• What needs to be done
Reproduce each line from the records that holds "page".

--- begin Source material ---

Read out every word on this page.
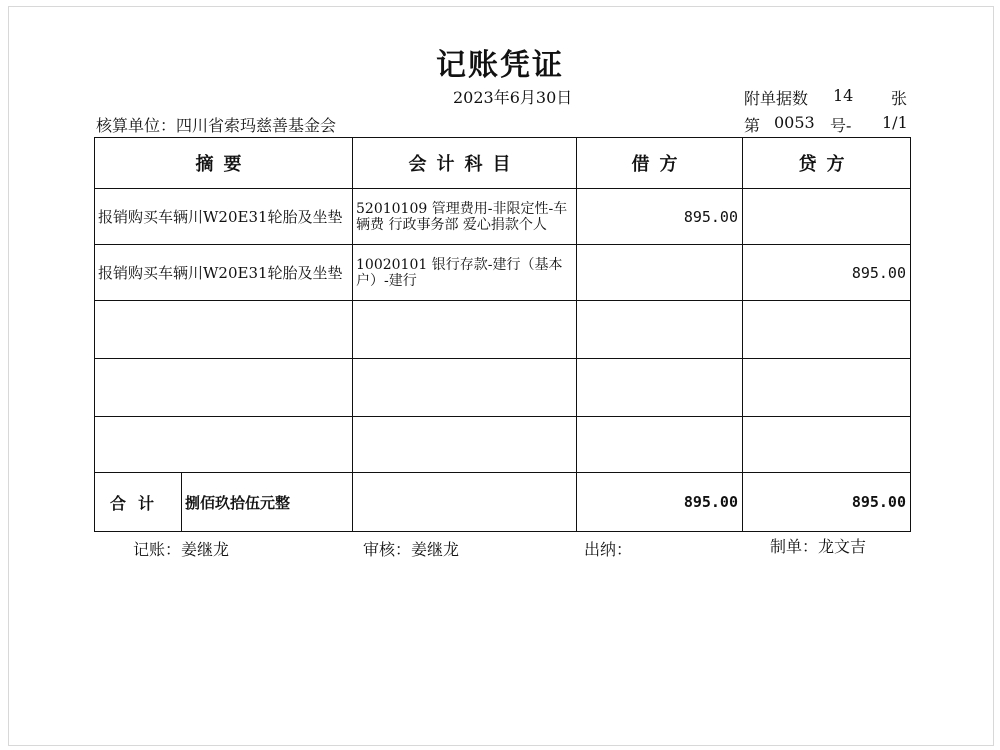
记账凭证
2023年6月30日	附单据数 14 张
第 0053 号- 1/1
核算单位：四川省索玛慈善基金会
摘要	会计科目	借方	贷方
报销购买车辆川W20E31轮胎及坐垫	52010109 管理费用-非限定性-车辆费 行政事务部 爱心捐款个人	895.00	
报销购买车辆川W20E31轮胎及坐垫	10020101 银行存款-建行（基本户）-建行		895.00

合计 捌佰玖拾伍元整		895.00	895.00
记账：姜继龙	审核：姜继龙	出纳：	制单：龙文吉
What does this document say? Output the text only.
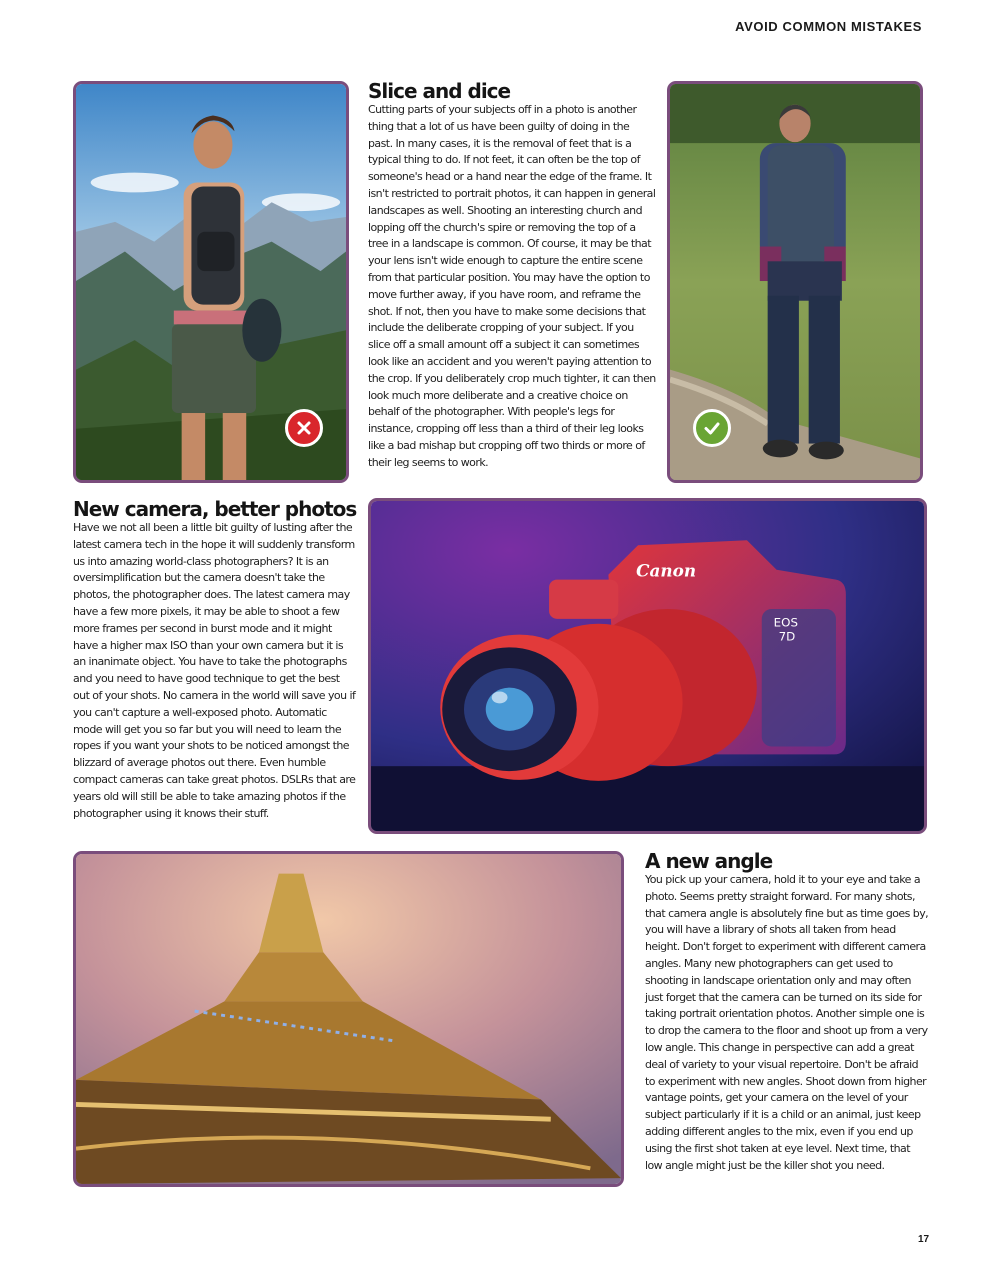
AVOID COMMON MISTAKES
Slice and dice

Cutting parts of your subjects off in a photo is another thing that a lot of us have been guilty of doing in the past. In many cases, it is the removal of feet that is a typical thing to do. If not feet, it can often be the top of someone's head or a hand near the edge of the frame. It isn't restricted to portrait photos, it can happen in general landscapes as well. Shooting an interesting church and lopping off the church's spire or removing the top of a tree in a landscape is common. Of course, it may be that your lens isn't wide enough to capture the entire scene from that particular position. You may have the option to move further away, if you have room, and reframe the shot. If not, then you have to make some decisions that include the deliberate cropping of your subject. If you slice off a small amount off a subject it can sometimes look like an accident and you weren't paying attention to the crop. If you deliberately crop much tighter, it can then look much more deliberate and a creative choice on behalf of the photographer. With people's legs for instance, cropping off less than a third of their leg looks like a bad mishap but cropping off two thirds or more of their leg seems to work.

New camera, better photos

Have we not all been a little bit guilty of lusting after the latest camera tech in the hope it will suddenly transform us into amazing world-class photographers? It is an oversimplification but the camera doesn't take the photos, the photographer does. The latest camera may have a few more pixels, it may be able to shoot a few more frames per second in burst mode and it might have a higher max ISO than your own camera but it is an inanimate object. You have to take the photographs and you need to have good technique to get the best out of your shots. No camera in the world will save you if you can't capture a well-exposed photo. Automatic mode will get you so far but you will need to learn the ropes if you want your shots to be noticed amongst the blizzard of average photos out there. Even humble compact cameras can take great photos. DSLRs that are years old will still be able to take amazing photos if the photographer using it knows their stuff.

Canon
EOS
7D
A new angle

You pick up your camera, hold it to your eye and take a photo. Seems pretty straight forward. For many shots, that camera angle is absolutely fine but as time goes by, you will have a library of shots all taken from head height. Don't forget to experiment with different camera angles. Many new photographers can get used to shooting in landscape orientation only and may often just forget that the camera can be turned on its side for taking portrait orientation photos. Another simple one is to drop the camera to the floor and shoot up from a very low angle. This change in perspective can add a great deal of variety to your visual repertoire. Don't be afraid to experiment with new angles. Shoot down from higher vantage points, get your camera on the level of your subject particularly if it is a child or an animal, just keep adding different angles to the mix, even if you end up using the first shot taken at eye level. Next time, that low angle might just be the killer shot you need.

17
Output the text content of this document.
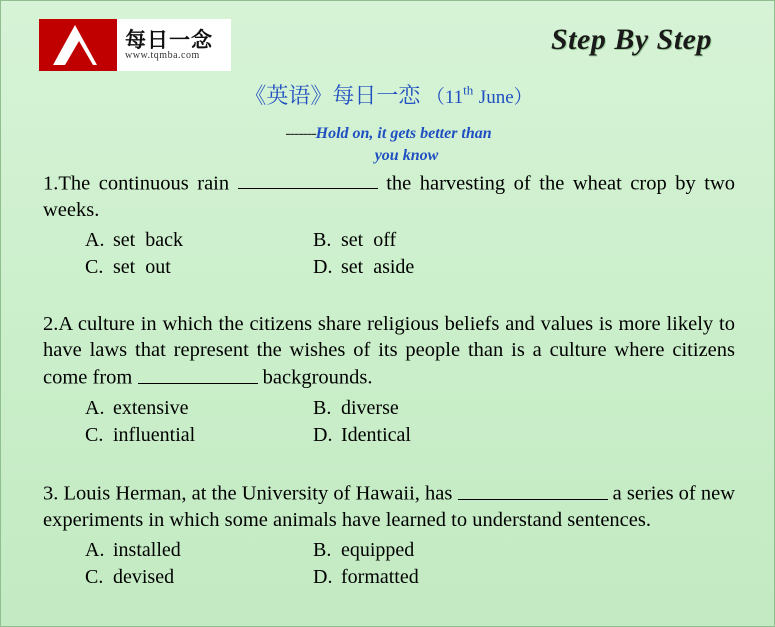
每日一念
www.tqmba.com	Step By Step
《英语》每日一恋 （11th June）
-------Hold on, it gets better than
you know
1.The continuous rain	the harvesting of the wheat crop by two weeks.
A. set  back	B. set  off
C. set  out	D. set  aside
2.A culture in which the citizens share religious beliefs and values is more likely to have laws that represent the wishes of its people than is a culture where citizens come from	backgrounds.
A. extensive	B. diverse
C. influential	D. Identical
3. Louis Herman, at the University of Hawaii, has	a series of new experiments in which some animals have learned to understand sentences.
A. installed	B. equipped
C. devised	D. formatted
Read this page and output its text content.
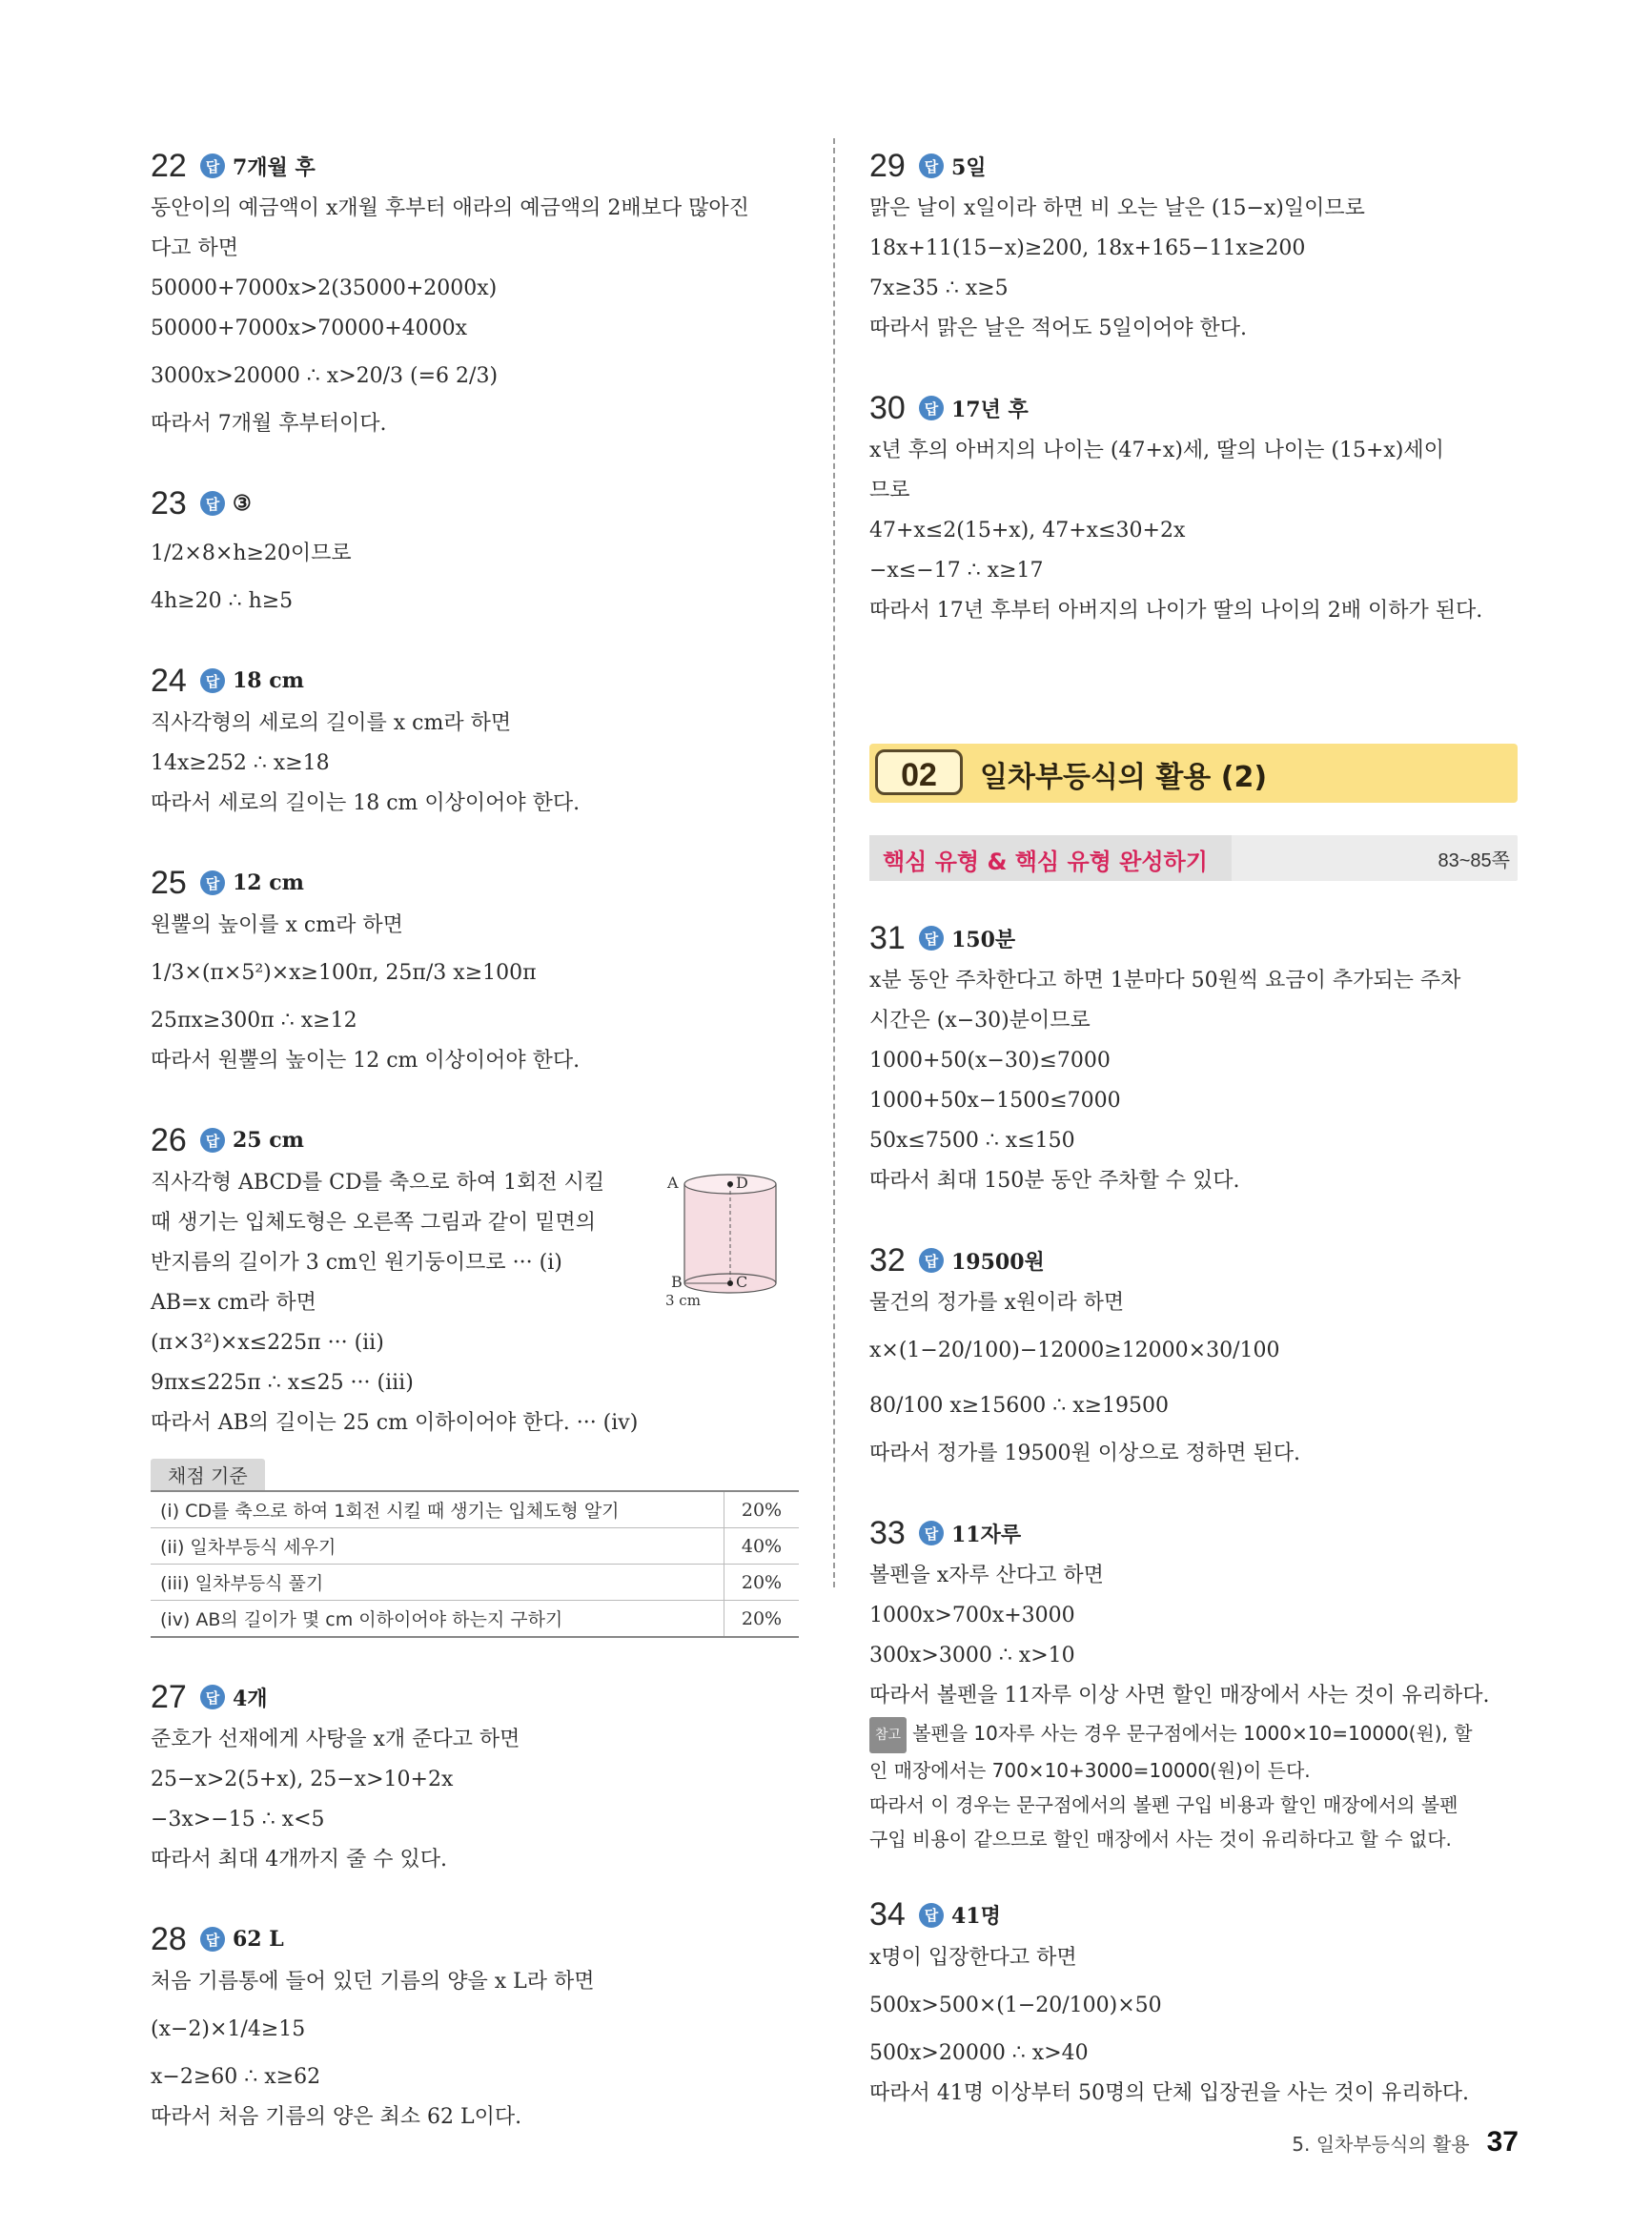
22	답 7개월 후
동안이의 예금액이 x개월 후부터 애라의 예금액의 2배보다 많아진
다고 하면
50000+7000x>2(35000+2000x)
50000+7000x>70000+4000x
3000x>20000 ∴ x>20/3 (=6 2/3)
따라서 7개월 후부터이다.
23	답 ③
1/2×8×h≥20이므로
4h≥20 ∴ h≥5
24	답 18 cm
직사각형의 세로의 길이를 x cm라 하면
14x≥252 ∴ x≥18
따라서 세로의 길이는 18 cm 이상이어야 한다.
25	답 12 cm
원뿔의 높이를 x cm라 하면
1/3×(π×5²)×x≥100π, 25π/3 x≥100π
25πx≥300π ∴ x≥12
따라서 원뿔의 높이는 12 cm 이상이어야 한다.
26	답 25 cm
직사각형 ABCD를 CD를 축으로 하여 1회전 시킬
때 생기는 입체도형은 오른쪽 그림과 같이 밑면의
반지름의 길이가 3 cm인 원기둥이므로 ··· (i)
AB=x cm라 하면
(π×3²)×x≤225π ··· (ii)
9πx≤225π ∴ x≤25 ··· (iii)
따라서 AB의 길이는 25 cm 이하이어야 한다. ··· (iv)
A	D
B	C
3 cm
채점 기준
(i) CD를 축으로 하여 1회전 시킬 때 생기는 입체도형 알기	20%
(ii) 일차부등식 세우기	40%
(iii) 일차부등식 풀기	20%
(iv) AB의 길이가 몇 cm 이하이어야 하는지 구하기	20%
27	답 4개
준호가 선재에게 사탕을 x개 준다고 하면
25−x>2(5+x), 25−x>10+2x
−3x>−15 ∴ x<5
따라서 최대 4개까지 줄 수 있다.
28	답 62 L
처음 기름통에 들어 있던 기름의 양을 x L라 하면
(x−2)×1/4≥15
x−2≥60 ∴ x≥62
따라서 처음 기름의 양은 최소 62 L이다.
29	답 5일
맑은 날이 x일이라 하면 비 오는 날은 (15−x)일이므로
18x+11(15−x)≥200, 18x+165−11x≥200
7x≥35 ∴ x≥5
따라서 맑은 날은 적어도 5일이어야 한다.
30	답 17년 후
x년 후의 아버지의 나이는 (47+x)세, 딸의 나이는 (15+x)세이
므로
47+x≤2(15+x), 47+x≤30+2x
−x≤−17 ∴ x≥17
따라서 17년 후부터 아버지의 나이가 딸의 나이의 2배 이하가 된다.
02	일차부등식의 활용 (2)
핵심 유형 & 핵심 유형 완성하기	83~85쪽
31	답 150분
x분 동안 주차한다고 하면 1분마다 50원씩 요금이 추가되는 주차
시간은 (x−30)분이므로
1000+50(x−30)≤7000
1000+50x−1500≤7000
50x≤7500 ∴ x≤150
따라서 최대 150분 동안 주차할 수 있다.
32	답 19500원
물건의 정가를 x원이라 하면
x×(1−20/100)−12000≥12000×30/100
80/100 x≥15600 ∴ x≥19500
따라서 정가를 19500원 이상으로 정하면 된다.
33	답 11자루
볼펜을 x자루 산다고 하면
1000x>700x+3000
300x>3000 ∴ x>10
따라서 볼펜을 11자루 이상 사면 할인 매장에서 사는 것이 유리하다.
참고 볼펜을 10자루 사는 경우 문구점에서는 1000×10=10000(원), 할
인 매장에서는 700×10+3000=10000(원)이 든다.
따라서 이 경우는 문구점에서의 볼펜 구입 비용과 할인 매장에서의 볼펜
구입 비용이 같으므로 할인 매장에서 사는 것이 유리하다고 할 수 없다.
34	답 41명
x명이 입장한다고 하면
500x>500×(1−20/100)×50
500x>20000 ∴ x>40
따라서 41명 이상부터 50명의 단체 입장권을 사는 것이 유리하다.
5. 일차부등식의 활용 37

--- end Source material ---

• Task response
Read out every word on this page.
Read this page and output its text content.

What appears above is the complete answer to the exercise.